Exercise directions
Rewrite the items below, switching each occurrence of "schedule-dot" to "calendar-dot" and keeping everything else unchanged.

[Start Records supplied]

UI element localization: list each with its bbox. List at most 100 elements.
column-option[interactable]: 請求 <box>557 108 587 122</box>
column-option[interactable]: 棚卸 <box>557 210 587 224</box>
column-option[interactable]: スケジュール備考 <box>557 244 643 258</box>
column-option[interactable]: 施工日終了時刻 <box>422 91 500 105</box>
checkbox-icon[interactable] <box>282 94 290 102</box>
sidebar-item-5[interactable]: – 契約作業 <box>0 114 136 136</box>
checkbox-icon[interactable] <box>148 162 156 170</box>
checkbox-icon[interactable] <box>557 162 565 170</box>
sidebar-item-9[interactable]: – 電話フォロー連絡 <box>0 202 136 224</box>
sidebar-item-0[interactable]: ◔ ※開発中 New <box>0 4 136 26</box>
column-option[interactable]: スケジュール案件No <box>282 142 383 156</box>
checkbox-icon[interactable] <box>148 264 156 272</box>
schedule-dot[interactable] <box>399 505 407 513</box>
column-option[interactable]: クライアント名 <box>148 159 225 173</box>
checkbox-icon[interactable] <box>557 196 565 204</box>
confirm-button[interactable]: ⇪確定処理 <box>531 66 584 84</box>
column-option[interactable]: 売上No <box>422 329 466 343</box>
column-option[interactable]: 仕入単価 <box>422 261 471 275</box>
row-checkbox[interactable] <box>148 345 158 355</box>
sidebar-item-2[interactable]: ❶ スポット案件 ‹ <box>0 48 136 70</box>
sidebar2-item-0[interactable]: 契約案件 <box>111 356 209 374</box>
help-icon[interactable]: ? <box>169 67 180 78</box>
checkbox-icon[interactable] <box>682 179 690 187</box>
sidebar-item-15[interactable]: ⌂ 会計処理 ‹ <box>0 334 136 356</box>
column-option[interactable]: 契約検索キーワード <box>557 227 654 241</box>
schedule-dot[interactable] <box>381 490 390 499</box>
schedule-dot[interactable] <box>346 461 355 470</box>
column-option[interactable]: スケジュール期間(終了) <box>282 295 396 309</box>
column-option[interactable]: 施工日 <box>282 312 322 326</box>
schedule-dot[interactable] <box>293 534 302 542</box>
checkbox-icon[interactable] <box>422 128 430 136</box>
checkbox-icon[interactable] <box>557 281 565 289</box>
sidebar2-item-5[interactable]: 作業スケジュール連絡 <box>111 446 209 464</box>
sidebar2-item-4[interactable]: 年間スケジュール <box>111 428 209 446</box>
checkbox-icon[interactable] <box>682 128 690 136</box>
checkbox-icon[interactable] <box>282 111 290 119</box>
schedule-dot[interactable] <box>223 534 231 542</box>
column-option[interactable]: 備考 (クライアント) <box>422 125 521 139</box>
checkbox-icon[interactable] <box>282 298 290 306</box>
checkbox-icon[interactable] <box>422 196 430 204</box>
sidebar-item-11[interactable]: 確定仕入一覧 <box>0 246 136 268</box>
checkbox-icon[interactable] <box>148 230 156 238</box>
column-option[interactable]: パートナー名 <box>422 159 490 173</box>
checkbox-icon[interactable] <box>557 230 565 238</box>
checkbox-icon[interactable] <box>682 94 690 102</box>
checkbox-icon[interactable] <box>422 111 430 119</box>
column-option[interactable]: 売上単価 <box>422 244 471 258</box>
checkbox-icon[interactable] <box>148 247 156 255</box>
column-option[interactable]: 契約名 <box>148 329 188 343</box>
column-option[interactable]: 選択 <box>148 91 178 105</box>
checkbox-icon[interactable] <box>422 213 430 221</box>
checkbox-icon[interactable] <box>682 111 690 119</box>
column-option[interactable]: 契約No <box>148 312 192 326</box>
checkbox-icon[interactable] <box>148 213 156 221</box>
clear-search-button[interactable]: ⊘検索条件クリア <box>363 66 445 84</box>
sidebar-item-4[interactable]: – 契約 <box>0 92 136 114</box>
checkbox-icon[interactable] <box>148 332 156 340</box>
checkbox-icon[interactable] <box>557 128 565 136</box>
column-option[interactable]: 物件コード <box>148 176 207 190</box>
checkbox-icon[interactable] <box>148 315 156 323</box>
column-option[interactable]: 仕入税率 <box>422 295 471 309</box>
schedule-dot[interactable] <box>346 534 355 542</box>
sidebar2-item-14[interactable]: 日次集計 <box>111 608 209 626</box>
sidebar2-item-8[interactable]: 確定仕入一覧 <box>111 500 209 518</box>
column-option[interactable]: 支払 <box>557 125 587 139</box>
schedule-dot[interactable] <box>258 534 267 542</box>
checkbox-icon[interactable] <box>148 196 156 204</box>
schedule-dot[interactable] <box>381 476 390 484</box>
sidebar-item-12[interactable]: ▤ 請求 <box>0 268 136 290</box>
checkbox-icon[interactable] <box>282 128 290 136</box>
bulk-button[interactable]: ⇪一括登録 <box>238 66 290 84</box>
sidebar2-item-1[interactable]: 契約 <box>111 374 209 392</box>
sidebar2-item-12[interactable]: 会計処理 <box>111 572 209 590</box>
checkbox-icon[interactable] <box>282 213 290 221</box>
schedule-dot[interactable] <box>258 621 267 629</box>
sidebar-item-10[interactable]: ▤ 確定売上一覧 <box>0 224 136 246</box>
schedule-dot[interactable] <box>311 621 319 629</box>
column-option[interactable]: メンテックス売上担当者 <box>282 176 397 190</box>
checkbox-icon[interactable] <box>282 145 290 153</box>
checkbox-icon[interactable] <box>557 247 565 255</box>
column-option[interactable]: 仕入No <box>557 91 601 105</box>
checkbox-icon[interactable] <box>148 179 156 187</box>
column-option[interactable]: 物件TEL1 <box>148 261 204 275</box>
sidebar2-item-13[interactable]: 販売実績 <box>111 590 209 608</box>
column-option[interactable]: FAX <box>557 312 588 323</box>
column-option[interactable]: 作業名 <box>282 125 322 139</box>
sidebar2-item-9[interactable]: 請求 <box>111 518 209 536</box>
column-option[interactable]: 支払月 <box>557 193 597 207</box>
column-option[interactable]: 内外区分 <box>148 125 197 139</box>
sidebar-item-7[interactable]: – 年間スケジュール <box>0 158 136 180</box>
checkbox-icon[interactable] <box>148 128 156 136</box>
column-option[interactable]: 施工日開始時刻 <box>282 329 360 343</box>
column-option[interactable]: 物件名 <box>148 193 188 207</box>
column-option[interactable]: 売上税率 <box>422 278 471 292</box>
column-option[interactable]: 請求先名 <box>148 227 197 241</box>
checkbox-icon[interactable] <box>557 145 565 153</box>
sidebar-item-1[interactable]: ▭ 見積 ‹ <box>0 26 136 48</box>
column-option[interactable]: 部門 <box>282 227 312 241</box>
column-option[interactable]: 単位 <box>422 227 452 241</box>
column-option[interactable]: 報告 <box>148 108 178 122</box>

[End Records supplied]

Answer to the task
UI element localization: list each with its bbox. List at most 100 elements.
column-option[interactable]: 請求 <box>557 108 587 122</box>
column-option[interactable]: 棚卸 <box>557 210 587 224</box>
column-option[interactable]: スケジュール備考 <box>557 244 643 258</box>
column-option[interactable]: 施工日終了時刻 <box>422 91 500 105</box>
checkbox-icon[interactable] <box>282 94 290 102</box>
sidebar-item-5[interactable]: – 契約作業 <box>0 114 136 136</box>
checkbox-icon[interactable] <box>148 162 156 170</box>
checkbox-icon[interactable] <box>557 162 565 170</box>
sidebar-item-9[interactable]: – 電話フォロー連絡 <box>0 202 136 224</box>
sidebar-item-0[interactable]: ◔ ※開発中 New <box>0 4 136 26</box>
column-option[interactable]: スケジュール案件No <box>282 142 383 156</box>
checkbox-icon[interactable] <box>148 264 156 272</box>
calendar-dot[interactable] <box>399 505 407 513</box>
column-option[interactable]: クライアント名 <box>148 159 225 173</box>
checkbox-icon[interactable] <box>557 196 565 204</box>
confirm-button[interactable]: ⇪確定処理 <box>531 66 584 84</box>
column-option[interactable]: 売上No <box>422 329 466 343</box>
column-option[interactable]: 仕入単価 <box>422 261 471 275</box>
row-checkbox[interactable] <box>148 345 158 355</box>
sidebar-item-2[interactable]: ❶ スポット案件 ‹ <box>0 48 136 70</box>
sidebar2-item-0[interactable]: 契約案件 <box>111 356 209 374</box>
help-icon[interactable]: ? <box>169 67 180 78</box>
checkbox-icon[interactable] <box>682 179 690 187</box>
sidebar-item-15[interactable]: ⌂ 会計処理 ‹ <box>0 334 136 356</box>
column-option[interactable]: 契約検索キーワード <box>557 227 654 241</box>
calendar-dot[interactable] <box>381 490 390 499</box>
calendar-dot[interactable] <box>346 461 355 470</box>
column-option[interactable]: スケジュール期間(終了) <box>282 295 396 309</box>
column-option[interactable]: 施工日 <box>282 312 322 326</box>
calendar-dot[interactable] <box>293 534 302 542</box>
checkbox-icon[interactable] <box>422 128 430 136</box>
checkbox-icon[interactable] <box>557 281 565 289</box>
sidebar2-item-5[interactable]: 作業スケジュール連絡 <box>111 446 209 464</box>
sidebar2-item-4[interactable]: 年間スケジュール <box>111 428 209 446</box>
checkbox-icon[interactable] <box>682 128 690 136</box>
checkbox-icon[interactable] <box>282 111 290 119</box>
calendar-dot[interactable] <box>223 534 231 542</box>
column-option[interactable]: 備考 (クライアント) <box>422 125 521 139</box>
checkbox-icon[interactable] <box>282 298 290 306</box>
checkbox-icon[interactable] <box>422 196 430 204</box>
sidebar-item-11[interactable]: 確定仕入一覧 <box>0 246 136 268</box>
checkbox-icon[interactable] <box>148 230 156 238</box>
column-option[interactable]: パートナー名 <box>422 159 490 173</box>
checkbox-icon[interactable] <box>557 230 565 238</box>
checkbox-icon[interactable] <box>682 94 690 102</box>
checkbox-icon[interactable] <box>422 111 430 119</box>
column-option[interactable]: 売上単価 <box>422 244 471 258</box>
checkbox-icon[interactable] <box>148 247 156 255</box>
column-option[interactable]: 契約名 <box>148 329 188 343</box>
column-option[interactable]: 選択 <box>148 91 178 105</box>
checkbox-icon[interactable] <box>422 213 430 221</box>
checkbox-icon[interactable] <box>682 111 690 119</box>
column-option[interactable]: 契約No <box>148 312 192 326</box>
checkbox-icon[interactable] <box>148 213 156 221</box>
clear-search-button[interactable]: ⊘検索条件クリア <box>363 66 445 84</box>
sidebar-item-4[interactable]: – 契約 <box>0 92 136 114</box>
checkbox-icon[interactable] <box>148 332 156 340</box>
checkbox-icon[interactable] <box>557 128 565 136</box>
column-option[interactable]: 物件コード <box>148 176 207 190</box>
checkbox-icon[interactable] <box>148 315 156 323</box>
column-option[interactable]: 仕入税率 <box>422 295 471 309</box>
calendar-dot[interactable] <box>346 534 355 542</box>
sidebar2-item-14[interactable]: 日次集計 <box>111 608 209 626</box>
sidebar2-item-8[interactable]: 確定仕入一覧 <box>111 500 209 518</box>
column-option[interactable]: 支払 <box>557 125 587 139</box>
calendar-dot[interactable] <box>258 534 267 542</box>
checkbox-icon[interactable] <box>148 196 156 204</box>
calendar-dot[interactable] <box>381 476 390 484</box>
sidebar-item-12[interactable]: ▤ 請求 <box>0 268 136 290</box>
checkbox-icon[interactable] <box>282 128 290 136</box>
bulk-button[interactable]: ⇪一括登録 <box>238 66 290 84</box>
sidebar2-item-1[interactable]: 契約 <box>111 374 209 392</box>
sidebar2-item-12[interactable]: 会計処理 <box>111 572 209 590</box>
checkbox-icon[interactable] <box>282 213 290 221</box>
calendar-dot[interactable] <box>258 621 267 629</box>
sidebar-item-10[interactable]: ▤ 確定売上一覧 <box>0 224 136 246</box>
calendar-dot[interactable] <box>311 621 319 629</box>
column-option[interactable]: メンテックス売上担当者 <box>282 176 397 190</box>
checkbox-icon[interactable] <box>282 145 290 153</box>
checkbox-icon[interactable] <box>557 247 565 255</box>
column-option[interactable]: 仕入No <box>557 91 601 105</box>
checkbox-icon[interactable] <box>148 179 156 187</box>
column-option[interactable]: 物件TEL1 <box>148 261 204 275</box>
sidebar2-item-13[interactable]: 販売実績 <box>111 590 209 608</box>
column-option[interactable]: FAX <box>557 312 588 323</box>
column-option[interactable]: 作業名 <box>282 125 322 139</box>
sidebar2-item-9[interactable]: 請求 <box>111 518 209 536</box>
column-option[interactable]: 支払月 <box>557 193 597 207</box>
column-option[interactable]: 内外区分 <box>148 125 197 139</box>
sidebar-item-7[interactable]: – 年間スケジュール <box>0 158 136 180</box>
checkbox-icon[interactable] <box>148 128 156 136</box>
column-option[interactable]: 施工日開始時刻 <box>282 329 360 343</box>
column-option[interactable]: 物件名 <box>148 193 188 207</box>
column-option[interactable]: 売上税率 <box>422 278 471 292</box>
column-option[interactable]: 請求先名 <box>148 227 197 241</box>
checkbox-icon[interactable] <box>557 145 565 153</box>
sidebar-item-1[interactable]: ▭ 見積 ‹ <box>0 26 136 48</box>
column-option[interactable]: 部門 <box>282 227 312 241</box>
column-option[interactable]: 単位 <box>422 227 452 241</box>
column-option[interactable]: 報告 <box>148 108 178 122</box>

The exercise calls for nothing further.